● Aim
State the number of lines below in which the word "GUIDE" appears. Nothing else belongs in the answer.

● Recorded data
_ _ _ _ _

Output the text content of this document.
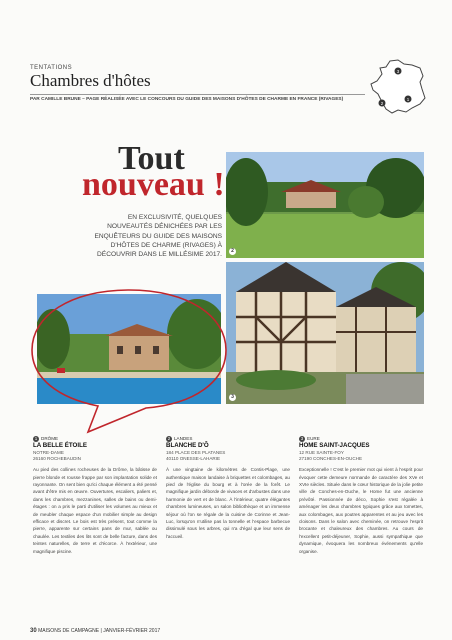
TENTATIONS
Chambres d'hôtes
PAR CAMILLE BRUNE – PAGE RÉALISÉE AVEC LE CONCOURS DU GUIDE DES MAISONS D'HÔTES DE CHARME EN FRANCE (RIVAGES)
3
2
1
Tout
nouveau !
EN EXCLUSIVITÉ, QUELQUES NOUVEAUTÉS DÉNICHÉES PAR LES ENQUÊTEURS DU GUIDE DES MAISONS D'HÔTES DE CHARME (RIVAGES) À DÉCOUVRIR DANS LE MILLÉSIME 2017.
2
3
1 DRÔME
LA BELLE ÉTOILE
NOTRE-DAME
26160 ROCHEBAUDIN
Au pied des collines rocheuses de la Drôme, la bâtisse de pierre blonde et rousse frappe par son implantation solide et rayonnante. On sent bien qu'ici chaque élément a été pensé avant d'être mis en œuvre. Ouvertures, escaliers, paliers et, dans les chambres, mezzanines, salles de bains ou demi-étages : on a pris le parti d'utiliser les volumes au mieux et de meubler chaque espace d'un mobilier simple au design efficace et discret. Le bois est très présent, tout comme la pierre, apparente sur certains pans de mur, sablée ou chaulée. Les textiles des lits sont de belle facture, dans des teintes naturelles, de terre et d'écorce. À l'extérieur, une magnifique piscine.
2 LANDES
BLANCHE D'Ô
184 PLACE DES PLATANES
40110 ONESSE-LAHARIE
À une vingtaine de kilomètres de Contis-Plage, une authentique maison landaise à briquettes et colombages, au pied de l'église du bourg et à l'orée de la forêt. Le magnifique jardin déborde de vivaces et d'arbustes dans une harmonie de vert et de blanc. À l'intérieur, quatre élégantes chambres lumineuses, un salon bibliothèque et un immense séjour où l'on se régale de la cuisine de Corinne et Jean-Luc, lorsqu'on n'utilise pas la tonnelle et l'espace barbecue dissimulé sous les arbres, qui n'a d'égal que leur sens de l'accueil.
3 EURE
HOME SAINT-JACQUES
12 RUE SAINTE-FOY
27190 CONCHES-EN-OUCHE
Exceptionnelle ! C'est le premier mot qui vient à l'esprit pour évoquer cette demeure normande de caractère des XVe et XVIe siècles. Située dans le cœur historique de la jolie petite ville de Conches-en-Ouche, le Home fut une ancienne prévôté. Passionnée de déco, Sophie s'est régalée à aménager les deux chambres typiques grâce aux tomettes, aux colombages, aux poutres apparentes et au jeu avec les cloisons. Dans le salon avec cheminée, on retrouve l'esprit brocante et chaleureux des chambres. Au cours de l'excellent petit-déjeuner, Sophie, aussi sympathique que dynamique, évoquera les nombreux événements qu'elle organise.
30 MAISONS DE CAMPAGNE | JANVIER-FÉVRIER 2017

_ _ _ _ _

● Result
2